* TASKS FOR THIS EXERCISE *
1. Decide whether each statement below agrees with the passage on mental imagery: (a) In the study by Shepard and his colleagues, reaction times increased as the tilt between the two figures grew; (b) in Kosslyn's map experiment, subjects studied a list of the items arranged by their closeness to the focal point; (c) Kosslyn's Image and Mind appeared in 1982. For each, answer yes or no and quote the passage's deciding words.
2. Carry the passage on mental imagery forward from the point where it stops.

* TEXT *
For example, Roger Shepard and his colleagues (1982) asked subjects to determine whether one geometrical figure matched another, the overall orientation of which was tilted relative to that of the original figure. Reaction times were a linear function of the angle of the tilt: The greater the displacement between the two otherwise identical figures, the longer it took subjects to respond. The implication is that reaction time depends on an operation such as rotating one of the perceived figures through space. Assuming a constant rotation rate, time to respond will depend on the distance through which the figure is rotated. One conclusion that can be drawn is that imaging is like perceiving, because matching rotating objects or figures in perception is similarly governed by a time-to-distance law.

This perceptual similitude thesis is an important part of pictorialist theories, according to which images are like mental pictures. It is particularly important on Stephen Kosslyn's account, the most fully developed version of pictorialism. In one well-known experiment, Kosslyn asked subjects to visualize a map they had previously studied and to focus on one of several items represented on the map (e.g. a hut, a pond, a tree). Subjects were then asked to say whether various items were located on the map. Reaction times were a linear function of the distance between the original focal point and the identified item. This suggests that they were scanning a mental map and not simply accessing a description or list. While reaction times might be due to the position of terms on a list, given the initial conditions of free study, there is no reason to think that the locations would be listed systematically by their proximity to the focal point, with the nearest first, the farthest last, and so on.

In Kosslyn's Image and Mind (1980), scanning and other operations, such as panning and zooming, are defined as functions that could be performed by a digital computer. This use of a computer model illustrates why theories of mental imagery do not need to treat the mind as an immaterial substance or entail a homunculus to view the inner pictures. Forming and accessing images can be explained in terms of more basic level operations, which can themselves be further decomposed into fundamental processes that a machine could perform.

Image layout annotations:
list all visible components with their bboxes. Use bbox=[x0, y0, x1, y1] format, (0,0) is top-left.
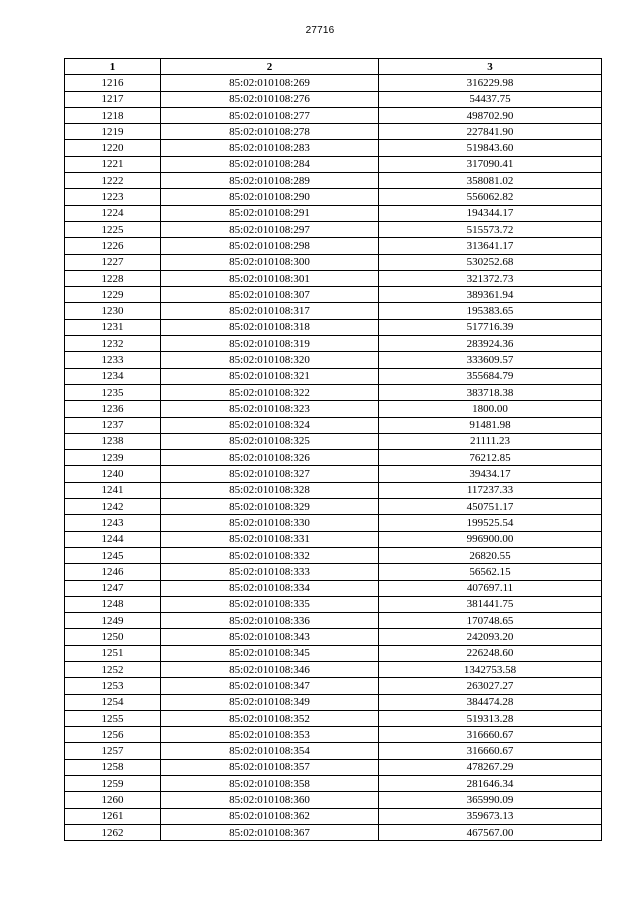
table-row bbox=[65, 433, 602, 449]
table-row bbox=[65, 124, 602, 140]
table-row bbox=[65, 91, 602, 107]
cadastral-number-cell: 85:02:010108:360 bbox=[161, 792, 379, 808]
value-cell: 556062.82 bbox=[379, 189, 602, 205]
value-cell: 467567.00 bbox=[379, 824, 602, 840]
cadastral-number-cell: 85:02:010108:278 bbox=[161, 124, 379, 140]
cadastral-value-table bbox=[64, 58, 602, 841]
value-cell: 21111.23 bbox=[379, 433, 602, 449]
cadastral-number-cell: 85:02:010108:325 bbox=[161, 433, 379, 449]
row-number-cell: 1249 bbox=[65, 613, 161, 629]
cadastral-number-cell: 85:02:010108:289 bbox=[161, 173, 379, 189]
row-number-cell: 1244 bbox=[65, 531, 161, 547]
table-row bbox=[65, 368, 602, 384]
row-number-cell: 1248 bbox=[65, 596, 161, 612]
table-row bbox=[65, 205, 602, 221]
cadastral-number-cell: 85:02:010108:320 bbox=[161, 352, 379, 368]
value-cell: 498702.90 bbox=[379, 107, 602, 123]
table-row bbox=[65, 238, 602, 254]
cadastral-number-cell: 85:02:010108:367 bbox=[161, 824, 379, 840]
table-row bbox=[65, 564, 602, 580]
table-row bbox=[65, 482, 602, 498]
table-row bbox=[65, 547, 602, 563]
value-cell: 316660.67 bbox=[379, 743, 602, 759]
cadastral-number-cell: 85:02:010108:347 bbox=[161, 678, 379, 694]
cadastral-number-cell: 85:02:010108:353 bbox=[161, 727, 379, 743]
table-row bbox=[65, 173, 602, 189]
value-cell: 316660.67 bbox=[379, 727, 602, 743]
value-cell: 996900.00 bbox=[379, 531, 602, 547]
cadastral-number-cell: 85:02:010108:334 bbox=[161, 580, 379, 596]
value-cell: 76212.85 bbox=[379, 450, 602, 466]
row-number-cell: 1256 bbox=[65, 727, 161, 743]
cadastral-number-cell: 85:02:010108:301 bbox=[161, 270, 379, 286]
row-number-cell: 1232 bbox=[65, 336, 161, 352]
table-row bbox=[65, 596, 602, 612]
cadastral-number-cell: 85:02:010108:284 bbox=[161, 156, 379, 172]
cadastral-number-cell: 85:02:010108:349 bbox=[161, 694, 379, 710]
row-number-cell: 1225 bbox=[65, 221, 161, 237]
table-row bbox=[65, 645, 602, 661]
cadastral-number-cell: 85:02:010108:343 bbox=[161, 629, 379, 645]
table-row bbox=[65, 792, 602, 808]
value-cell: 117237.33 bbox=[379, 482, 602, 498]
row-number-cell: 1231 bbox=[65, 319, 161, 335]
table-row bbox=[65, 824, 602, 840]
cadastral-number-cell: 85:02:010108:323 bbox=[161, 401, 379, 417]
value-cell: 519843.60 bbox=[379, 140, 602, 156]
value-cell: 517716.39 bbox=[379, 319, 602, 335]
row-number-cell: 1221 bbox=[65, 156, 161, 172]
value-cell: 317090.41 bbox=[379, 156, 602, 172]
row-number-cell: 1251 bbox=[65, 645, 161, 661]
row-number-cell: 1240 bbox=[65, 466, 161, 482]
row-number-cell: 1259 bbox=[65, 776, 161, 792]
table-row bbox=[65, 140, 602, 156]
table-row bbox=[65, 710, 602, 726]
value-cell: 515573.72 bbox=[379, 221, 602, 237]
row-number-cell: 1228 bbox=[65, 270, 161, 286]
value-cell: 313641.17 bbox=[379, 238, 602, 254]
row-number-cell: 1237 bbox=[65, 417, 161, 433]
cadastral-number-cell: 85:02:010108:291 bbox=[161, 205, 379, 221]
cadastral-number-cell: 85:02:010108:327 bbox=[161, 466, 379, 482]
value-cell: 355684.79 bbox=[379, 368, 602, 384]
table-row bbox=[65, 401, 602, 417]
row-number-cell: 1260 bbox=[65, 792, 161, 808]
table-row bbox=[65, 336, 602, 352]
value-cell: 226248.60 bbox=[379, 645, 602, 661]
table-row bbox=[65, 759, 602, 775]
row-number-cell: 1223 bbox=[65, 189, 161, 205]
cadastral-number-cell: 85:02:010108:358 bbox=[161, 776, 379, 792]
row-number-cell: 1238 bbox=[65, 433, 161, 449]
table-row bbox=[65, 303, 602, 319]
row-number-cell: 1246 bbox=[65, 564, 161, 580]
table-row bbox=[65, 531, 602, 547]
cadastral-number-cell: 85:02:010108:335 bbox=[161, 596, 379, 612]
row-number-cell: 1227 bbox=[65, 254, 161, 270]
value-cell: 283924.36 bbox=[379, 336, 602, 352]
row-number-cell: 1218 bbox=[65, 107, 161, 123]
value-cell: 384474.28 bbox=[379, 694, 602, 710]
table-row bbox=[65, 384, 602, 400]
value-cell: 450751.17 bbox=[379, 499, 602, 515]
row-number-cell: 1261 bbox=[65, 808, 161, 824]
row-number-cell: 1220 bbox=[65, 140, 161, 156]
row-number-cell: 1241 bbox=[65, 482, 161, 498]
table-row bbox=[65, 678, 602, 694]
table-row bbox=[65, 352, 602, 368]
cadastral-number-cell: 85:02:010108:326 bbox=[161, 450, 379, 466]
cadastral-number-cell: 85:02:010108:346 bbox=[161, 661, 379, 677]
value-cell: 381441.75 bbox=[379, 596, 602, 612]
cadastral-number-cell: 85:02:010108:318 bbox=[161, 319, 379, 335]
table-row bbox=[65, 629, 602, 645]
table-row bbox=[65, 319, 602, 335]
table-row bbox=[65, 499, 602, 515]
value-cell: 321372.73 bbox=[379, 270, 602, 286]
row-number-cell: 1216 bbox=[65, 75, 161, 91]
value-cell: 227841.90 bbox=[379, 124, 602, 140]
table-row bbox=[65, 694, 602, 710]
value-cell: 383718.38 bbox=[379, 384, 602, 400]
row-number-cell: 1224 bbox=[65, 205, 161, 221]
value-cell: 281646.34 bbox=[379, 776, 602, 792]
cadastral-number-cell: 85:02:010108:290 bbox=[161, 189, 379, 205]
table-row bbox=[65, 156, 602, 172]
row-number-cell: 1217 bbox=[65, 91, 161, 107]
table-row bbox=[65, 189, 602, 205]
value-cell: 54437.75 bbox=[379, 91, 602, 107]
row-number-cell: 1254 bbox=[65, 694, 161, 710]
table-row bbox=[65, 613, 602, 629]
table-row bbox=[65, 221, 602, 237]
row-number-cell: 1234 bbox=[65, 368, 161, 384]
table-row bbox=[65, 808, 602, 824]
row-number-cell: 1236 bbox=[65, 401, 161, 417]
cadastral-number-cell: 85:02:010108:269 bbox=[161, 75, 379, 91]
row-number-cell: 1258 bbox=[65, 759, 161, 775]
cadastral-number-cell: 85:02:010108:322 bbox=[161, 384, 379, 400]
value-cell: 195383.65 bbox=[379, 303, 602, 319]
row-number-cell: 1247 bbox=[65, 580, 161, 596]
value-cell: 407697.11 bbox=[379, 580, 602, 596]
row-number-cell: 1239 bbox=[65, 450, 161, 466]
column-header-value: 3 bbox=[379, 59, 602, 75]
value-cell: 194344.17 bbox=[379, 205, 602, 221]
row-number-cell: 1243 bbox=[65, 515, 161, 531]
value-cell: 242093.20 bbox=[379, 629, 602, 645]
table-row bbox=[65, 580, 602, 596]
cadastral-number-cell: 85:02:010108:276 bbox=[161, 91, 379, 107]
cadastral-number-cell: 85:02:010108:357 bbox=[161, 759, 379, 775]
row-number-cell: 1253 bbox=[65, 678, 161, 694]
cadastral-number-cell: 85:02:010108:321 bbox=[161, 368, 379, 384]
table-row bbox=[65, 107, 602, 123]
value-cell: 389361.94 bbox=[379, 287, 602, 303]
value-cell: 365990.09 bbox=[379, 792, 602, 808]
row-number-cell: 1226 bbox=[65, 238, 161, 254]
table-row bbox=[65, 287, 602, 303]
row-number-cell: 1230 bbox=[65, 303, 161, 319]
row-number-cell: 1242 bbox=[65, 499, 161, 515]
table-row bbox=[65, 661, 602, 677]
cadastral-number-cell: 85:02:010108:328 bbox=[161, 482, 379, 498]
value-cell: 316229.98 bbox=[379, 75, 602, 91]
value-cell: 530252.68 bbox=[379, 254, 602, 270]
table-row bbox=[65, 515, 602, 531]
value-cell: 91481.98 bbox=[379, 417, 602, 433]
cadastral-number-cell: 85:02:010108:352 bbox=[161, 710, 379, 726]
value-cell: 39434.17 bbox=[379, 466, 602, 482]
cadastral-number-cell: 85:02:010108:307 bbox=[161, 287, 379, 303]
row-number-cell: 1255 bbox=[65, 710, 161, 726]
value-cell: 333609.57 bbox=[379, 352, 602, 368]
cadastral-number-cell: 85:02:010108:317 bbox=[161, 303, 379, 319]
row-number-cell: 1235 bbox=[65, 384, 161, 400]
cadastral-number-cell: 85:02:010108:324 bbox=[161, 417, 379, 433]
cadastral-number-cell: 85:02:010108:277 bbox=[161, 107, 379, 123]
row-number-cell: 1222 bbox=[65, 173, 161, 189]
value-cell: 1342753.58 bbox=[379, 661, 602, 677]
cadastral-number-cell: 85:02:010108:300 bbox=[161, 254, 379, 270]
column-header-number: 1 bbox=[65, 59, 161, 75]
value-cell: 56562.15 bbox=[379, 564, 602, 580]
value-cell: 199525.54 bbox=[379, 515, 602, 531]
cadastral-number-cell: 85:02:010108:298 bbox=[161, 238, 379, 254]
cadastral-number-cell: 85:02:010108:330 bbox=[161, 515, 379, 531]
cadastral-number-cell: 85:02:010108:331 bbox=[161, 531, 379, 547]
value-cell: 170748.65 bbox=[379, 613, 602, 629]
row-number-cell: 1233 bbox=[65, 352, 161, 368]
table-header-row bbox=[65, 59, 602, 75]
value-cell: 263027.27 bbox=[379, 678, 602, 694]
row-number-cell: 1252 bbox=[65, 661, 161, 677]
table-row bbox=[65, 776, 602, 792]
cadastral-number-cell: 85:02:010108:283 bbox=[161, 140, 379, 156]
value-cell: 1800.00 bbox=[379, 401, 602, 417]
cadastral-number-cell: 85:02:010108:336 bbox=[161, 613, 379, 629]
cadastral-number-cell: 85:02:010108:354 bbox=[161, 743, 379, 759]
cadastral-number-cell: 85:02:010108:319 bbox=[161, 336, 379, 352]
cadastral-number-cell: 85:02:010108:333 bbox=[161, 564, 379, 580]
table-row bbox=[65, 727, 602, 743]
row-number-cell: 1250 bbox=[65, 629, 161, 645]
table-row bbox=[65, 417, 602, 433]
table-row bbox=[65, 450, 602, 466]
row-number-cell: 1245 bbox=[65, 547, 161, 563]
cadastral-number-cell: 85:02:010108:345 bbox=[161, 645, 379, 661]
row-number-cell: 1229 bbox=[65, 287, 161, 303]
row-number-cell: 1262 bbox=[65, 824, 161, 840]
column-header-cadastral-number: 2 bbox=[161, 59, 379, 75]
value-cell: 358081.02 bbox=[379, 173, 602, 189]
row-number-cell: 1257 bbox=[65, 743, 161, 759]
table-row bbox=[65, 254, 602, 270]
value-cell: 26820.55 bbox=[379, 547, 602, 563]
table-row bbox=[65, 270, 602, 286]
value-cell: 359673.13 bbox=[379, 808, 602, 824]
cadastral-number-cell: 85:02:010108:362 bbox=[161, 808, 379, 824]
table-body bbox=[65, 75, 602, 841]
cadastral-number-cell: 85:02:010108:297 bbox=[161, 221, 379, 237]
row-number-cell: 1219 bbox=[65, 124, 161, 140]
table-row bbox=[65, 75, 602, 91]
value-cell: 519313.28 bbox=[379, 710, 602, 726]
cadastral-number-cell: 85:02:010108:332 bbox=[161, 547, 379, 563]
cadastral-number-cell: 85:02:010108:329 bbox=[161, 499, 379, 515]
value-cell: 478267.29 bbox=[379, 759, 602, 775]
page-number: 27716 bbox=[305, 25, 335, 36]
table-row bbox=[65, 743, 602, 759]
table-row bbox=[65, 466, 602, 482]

--

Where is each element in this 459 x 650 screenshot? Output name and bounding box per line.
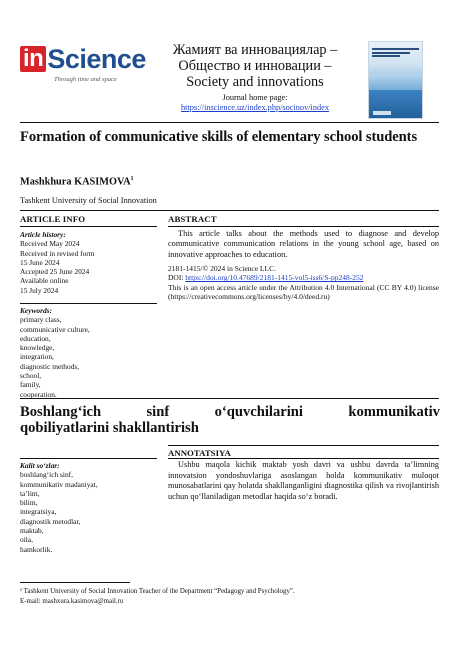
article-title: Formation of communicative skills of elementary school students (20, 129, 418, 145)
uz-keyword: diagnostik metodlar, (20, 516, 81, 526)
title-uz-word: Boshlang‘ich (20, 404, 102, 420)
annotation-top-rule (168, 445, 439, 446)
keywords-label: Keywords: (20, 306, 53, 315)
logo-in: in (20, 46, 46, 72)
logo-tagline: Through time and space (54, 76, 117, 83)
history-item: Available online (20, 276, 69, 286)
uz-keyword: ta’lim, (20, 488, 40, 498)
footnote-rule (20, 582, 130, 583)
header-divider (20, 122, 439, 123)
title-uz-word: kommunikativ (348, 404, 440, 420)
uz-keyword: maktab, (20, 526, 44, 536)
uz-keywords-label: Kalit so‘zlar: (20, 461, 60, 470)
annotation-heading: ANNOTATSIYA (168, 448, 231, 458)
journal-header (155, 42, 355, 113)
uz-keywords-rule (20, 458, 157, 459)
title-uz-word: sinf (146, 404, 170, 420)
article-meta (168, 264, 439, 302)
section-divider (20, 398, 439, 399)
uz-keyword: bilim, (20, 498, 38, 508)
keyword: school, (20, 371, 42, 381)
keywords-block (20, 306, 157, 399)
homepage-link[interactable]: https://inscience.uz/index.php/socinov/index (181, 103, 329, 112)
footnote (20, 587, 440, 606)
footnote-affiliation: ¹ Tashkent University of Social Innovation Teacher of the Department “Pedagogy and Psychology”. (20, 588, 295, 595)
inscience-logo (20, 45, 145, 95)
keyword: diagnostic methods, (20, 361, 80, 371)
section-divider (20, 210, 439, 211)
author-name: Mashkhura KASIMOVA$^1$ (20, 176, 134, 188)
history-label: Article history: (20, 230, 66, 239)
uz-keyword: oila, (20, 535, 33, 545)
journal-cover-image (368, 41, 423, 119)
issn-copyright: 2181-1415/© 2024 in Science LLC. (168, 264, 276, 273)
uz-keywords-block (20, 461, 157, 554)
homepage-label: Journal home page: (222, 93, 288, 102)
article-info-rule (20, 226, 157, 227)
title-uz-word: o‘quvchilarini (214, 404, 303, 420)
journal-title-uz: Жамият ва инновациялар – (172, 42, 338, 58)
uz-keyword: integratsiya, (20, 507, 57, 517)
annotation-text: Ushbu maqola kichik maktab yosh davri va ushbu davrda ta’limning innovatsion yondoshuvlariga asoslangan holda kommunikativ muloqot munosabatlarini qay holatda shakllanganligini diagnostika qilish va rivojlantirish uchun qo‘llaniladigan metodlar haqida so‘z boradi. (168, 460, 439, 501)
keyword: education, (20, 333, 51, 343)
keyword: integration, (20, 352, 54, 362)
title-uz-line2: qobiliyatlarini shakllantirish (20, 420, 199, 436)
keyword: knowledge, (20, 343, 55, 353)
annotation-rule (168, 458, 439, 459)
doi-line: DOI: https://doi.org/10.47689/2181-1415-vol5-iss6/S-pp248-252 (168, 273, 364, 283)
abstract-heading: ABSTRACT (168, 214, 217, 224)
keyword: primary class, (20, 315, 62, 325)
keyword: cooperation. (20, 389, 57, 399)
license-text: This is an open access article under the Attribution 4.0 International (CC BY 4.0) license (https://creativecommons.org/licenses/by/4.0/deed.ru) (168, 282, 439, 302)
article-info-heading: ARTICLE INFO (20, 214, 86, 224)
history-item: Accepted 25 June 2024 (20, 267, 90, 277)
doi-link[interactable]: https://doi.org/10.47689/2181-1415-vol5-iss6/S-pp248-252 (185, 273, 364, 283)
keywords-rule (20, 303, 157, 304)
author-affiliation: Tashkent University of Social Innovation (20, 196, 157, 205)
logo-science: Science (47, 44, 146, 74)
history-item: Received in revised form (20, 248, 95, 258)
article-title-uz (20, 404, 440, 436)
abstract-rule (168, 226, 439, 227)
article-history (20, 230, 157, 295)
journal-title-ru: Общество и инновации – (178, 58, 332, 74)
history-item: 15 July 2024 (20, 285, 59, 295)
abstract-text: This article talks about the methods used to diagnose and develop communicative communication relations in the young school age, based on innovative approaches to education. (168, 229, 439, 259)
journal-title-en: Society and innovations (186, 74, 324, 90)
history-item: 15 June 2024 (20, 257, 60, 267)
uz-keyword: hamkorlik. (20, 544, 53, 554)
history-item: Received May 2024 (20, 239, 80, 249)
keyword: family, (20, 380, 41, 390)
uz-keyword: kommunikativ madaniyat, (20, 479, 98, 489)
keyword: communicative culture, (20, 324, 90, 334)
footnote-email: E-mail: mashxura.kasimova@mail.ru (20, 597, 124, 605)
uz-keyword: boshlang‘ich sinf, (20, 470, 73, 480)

* FINAL RESULTS *
1.
(a) Yes: "The greater the displacement between the two otherwise identical figures, the longer it took subjects to respond."
(b) No: "given the initial conditions of free study, there is no reason to think that the locations would be listed systematically by their proximity to the focal point"
(c) No: "In Kosslyn's Image and Mind (1980)"

2.
The same is true for the mental sentences posited by descriptionalist theories of imagery, which constitute the opposing camp. The best-known of these has been developed by Zenon Pylyshyn in Computation and Cognition (1984). His argument has two parts. First, he claims that evidence shows that imaging is cognitively penetrable. It is influenced by background knowledge and belief. Therefore, he argues, there cannot be perception-like processes of the sort that pictorialism requires; that is, generic operations such as scanning or rotating at a standard rate that are part of a fixed functional architecture employed similarly across imaging tasks. Second, he maintains that what is a vice for the pictorialist is a virtue on the descriptionalist account. The data on reaction times can be explained, he argues, precisely in terms of the effects of tacit knowledge in the face of experimental task demands. This tacit knowledge is expressed in language-like representations and operates through the production of the descriptions in which imaging consists.

For instance, when four-year-old children were shown an inclined beaker containing colored liquid and then later asked to draw it, they typically drew the fluid level as perpendicular to the sides of the beaker. The implication is that the children's memory images, upon which the drawings are based, are not simply pictures that reproduce the perceived object, and the images reflect that young children do not possess an understanding of geocentric level. Extending this analysis to rotation and scanning studies, Pylyshyn argues that the results can be explained in terms of task demands: Subjects are led to believe that, in visualizing objects, they are to replicate the process of perceiving the objects. Knowing that perceived object rotations must obey a time-to-distance law, they reproduce the relevant reaction times, although not necessarily with conscious intent.

However, a number of objections have been made to these claims. First, it is sometimes argued that Pylyshyn's descriptionalist view makes images epiphenomenal, giving them no role in causal explanations of behavior. Of course, if such images can be identified with the underlying data structures that take a descriptive form, the charge is not strictly correct. Nonetheless, such a construal will not explain the phenomenal properties of conscious imagery, which are thus excluded from scientific accounts.

Second, not all reaction time studies can be explained in terms of task demands, a point that Pylyshyn now concedes. Moreover, because imaging is affected by background knowledge, it need not be taken to undercut explanations in terms of a basic set of perceptual operations. Kosslyn agrees that imaging is cognitively penetrable. He notes, for example, that the rate of scanning may vary across individuals or tasks. However, that does not mean that scanning cannot be defined in terms of standard operationssuch as shifting attention incrementallyor that the employment of those operations is not governed by law-like generalizations. Scanning might be one of a fixed set of operations available to everyoneeven if it is not always usedand it can exhibit regularities, despite the effects of knowledge and belief. For example, it can be assumed to occur at a constant rate within individual subjects on a given task.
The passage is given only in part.